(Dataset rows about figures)
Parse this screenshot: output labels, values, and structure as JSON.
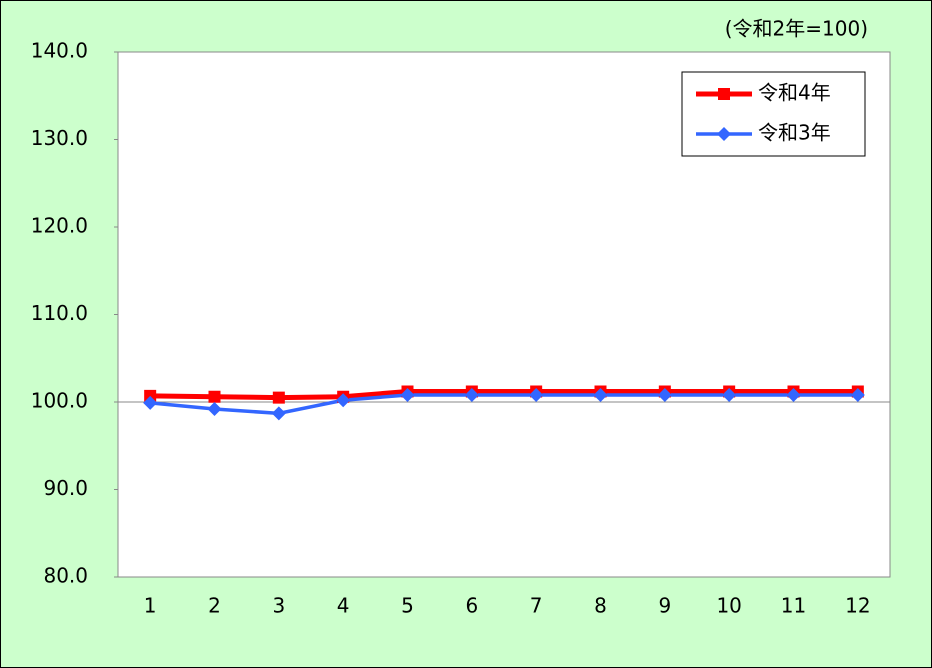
{
  "chart_data": {
    "type": "line",
    "annotation": "(令和2年=100)",
    "categories": [
      "1",
      "2",
      "3",
      "4",
      "5",
      "6",
      "7",
      "8",
      "9",
      "10",
      "11",
      "12"
    ],
    "series": [
      {
        "name": "令和4年",
        "color": "#ff0000",
        "marker": "square",
        "values": [
          100.7,
          100.6,
          100.5,
          100.6,
          101.2,
          101.2,
          101.2,
          101.2,
          101.2,
          101.2,
          101.2,
          101.2
        ]
      },
      {
        "name": "令和3年",
        "color": "#3366ff",
        "marker": "diamond",
        "values": [
          99.9,
          99.2,
          98.7,
          100.2,
          100.8,
          100.8,
          100.8,
          100.8,
          100.8,
          100.8,
          100.8,
          100.8
        ]
      }
    ],
    "ylim": [
      80,
      140
    ],
    "yticks": [
      {
        "value": 80,
        "label": "80.0"
      },
      {
        "value": 90,
        "label": "90.0"
      },
      {
        "value": 100,
        "label": "100.0"
      },
      {
        "value": 110,
        "label": "110.0"
      },
      {
        "value": 120,
        "label": "120.0"
      },
      {
        "value": 130,
        "label": "130.0"
      },
      {
        "value": 140,
        "label": "140.0"
      }
    ],
    "reference_line": 100,
    "legend": "top-right"
  }
}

-- WORK INSTRUCTIONS --
Write out the listing word for word, omitting the pictures it holds.

-- ANSWER TO THE PROBLEM --
Parse this screenshot: output labels, values, and structure as JSON.
{
  "chart_data": {
    "type": "line",
    "annotation": "(令和2年=100)",
    "categories": [
      "1",
      "2",
      "3",
      "4",
      "5",
      "6",
      "7",
      "8",
      "9",
      "10",
      "11",
      "12"
    ],
    "series": [
      {
        "name": "令和4年",
        "color": "#ff0000",
        "marker": "square",
        "values": [
          100.7,
          100.6,
          100.5,
          100.6,
          101.2,
          101.2,
          101.2,
          101.2,
          101.2,
          101.2,
          101.2,
          101.2
        ]
      },
      {
        "name": "令和3年",
        "color": "#3366ff",
        "marker": "diamond",
        "values": [
          99.9,
          99.2,
          98.7,
          100.2,
          100.8,
          100.8,
          100.8,
          100.8,
          100.8,
          100.8,
          100.8,
          100.8
        ]
      }
    ],
    "ylim": [
      80,
      140
    ],
    "yticks": [
      {
        "value": 80,
        "label": "80.0"
      },
      {
        "value": 90,
        "label": "90.0"
      },
      {
        "value": 100,
        "label": "100.0"
      },
      {
        "value": 110,
        "label": "110.0"
      },
      {
        "value": 120,
        "label": "120.0"
      },
      {
        "value": 130,
        "label": "130.0"
      },
      {
        "value": 140,
        "label": "140.0"
      }
    ],
    "reference_line": 100,
    "legend": "top-right"
  }
}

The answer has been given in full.